What is needed:
Down to the last line below, repeat the entries word for word and drop the pictures.

==== Available data

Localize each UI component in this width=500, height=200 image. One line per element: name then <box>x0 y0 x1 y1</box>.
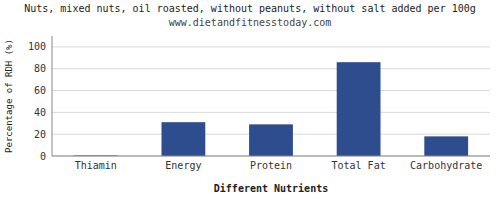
grid-line <box>52 68 490 69</box>
grid-line <box>52 90 490 91</box>
x-tick-label: Energy <box>165 160 201 171</box>
x-tick-label: Protein <box>250 160 292 171</box>
x-tick-label: Carbohydrate <box>410 160 482 171</box>
y-axis-label: Percentage of RDH (%) <box>4 39 14 153</box>
grid <box>52 47 490 156</box>
x-axis-line <box>52 156 490 157</box>
grid-line <box>52 112 490 113</box>
grid-line <box>52 156 490 157</box>
bar <box>424 136 468 156</box>
title: Nuts, mixed nuts, oil roasted, without p… <box>24 3 476 14</box>
subtitle: www.dietandfitnesstoday.com <box>169 17 332 28</box>
bar <box>337 62 381 156</box>
x-tick-label: Total Fat <box>332 160 386 171</box>
bar <box>249 124 293 156</box>
y-tick-label: 0 <box>40 151 46 162</box>
x-axis-label: Different Nutrients <box>214 183 328 194</box>
y-tick-label: 80 <box>34 63 46 74</box>
y-axis-line <box>52 36 53 156</box>
y-tick-label: 40 <box>34 107 46 118</box>
chart-container: Nuts, mixed nuts, oil roasted, without p… <box>0 0 500 200</box>
y-tick-label: 100 <box>28 41 46 52</box>
grid-line <box>52 46 490 47</box>
bars <box>74 62 468 156</box>
x-tick-label: Thiamin <box>75 160 117 171</box>
bar <box>162 122 206 156</box>
chart: Nuts, mixed nuts, oil roasted, without p… <box>0 0 500 200</box>
y-tick-label: 20 <box>34 129 46 140</box>
y-tick-label: 60 <box>34 85 46 96</box>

========

Response area:
Localize each UI component in this width=500, height=200 image. One line per element: name then <box>x0 y0 x1 y1</box>.
grid-line <box>52 68 490 69</box>
grid-line <box>52 90 490 91</box>
x-tick-label: Energy <box>165 160 201 171</box>
x-tick-label: Protein <box>250 160 292 171</box>
x-tick-label: Carbohydrate <box>410 160 482 171</box>
y-axis-label: Percentage of RDH (%) <box>4 39 14 153</box>
grid <box>52 47 490 156</box>
x-axis-line <box>52 156 490 157</box>
grid-line <box>52 112 490 113</box>
grid-line <box>52 156 490 157</box>
bar <box>424 136 468 156</box>
title: Nuts, mixed nuts, oil roasted, without p… <box>24 3 476 14</box>
subtitle: www.dietandfitnesstoday.com <box>169 17 332 28</box>
bar <box>337 62 381 156</box>
x-tick-label: Total Fat <box>332 160 386 171</box>
bar <box>249 124 293 156</box>
y-tick-label: 0 <box>40 151 46 162</box>
x-axis-label: Different Nutrients <box>214 183 328 194</box>
y-tick-label: 80 <box>34 63 46 74</box>
y-axis-line <box>52 36 53 156</box>
y-tick-label: 40 <box>34 107 46 118</box>
chart-container: Nuts, mixed nuts, oil roasted, without p… <box>0 0 500 200</box>
y-tick-label: 100 <box>28 41 46 52</box>
grid-line <box>52 46 490 47</box>
bars <box>74 62 468 156</box>
x-tick-label: Thiamin <box>75 160 117 171</box>
bar <box>162 122 206 156</box>
chart: Nuts, mixed nuts, oil roasted, without p… <box>0 0 500 200</box>
y-tick-label: 20 <box>34 129 46 140</box>
y-tick-label: 60 <box>34 85 46 96</box>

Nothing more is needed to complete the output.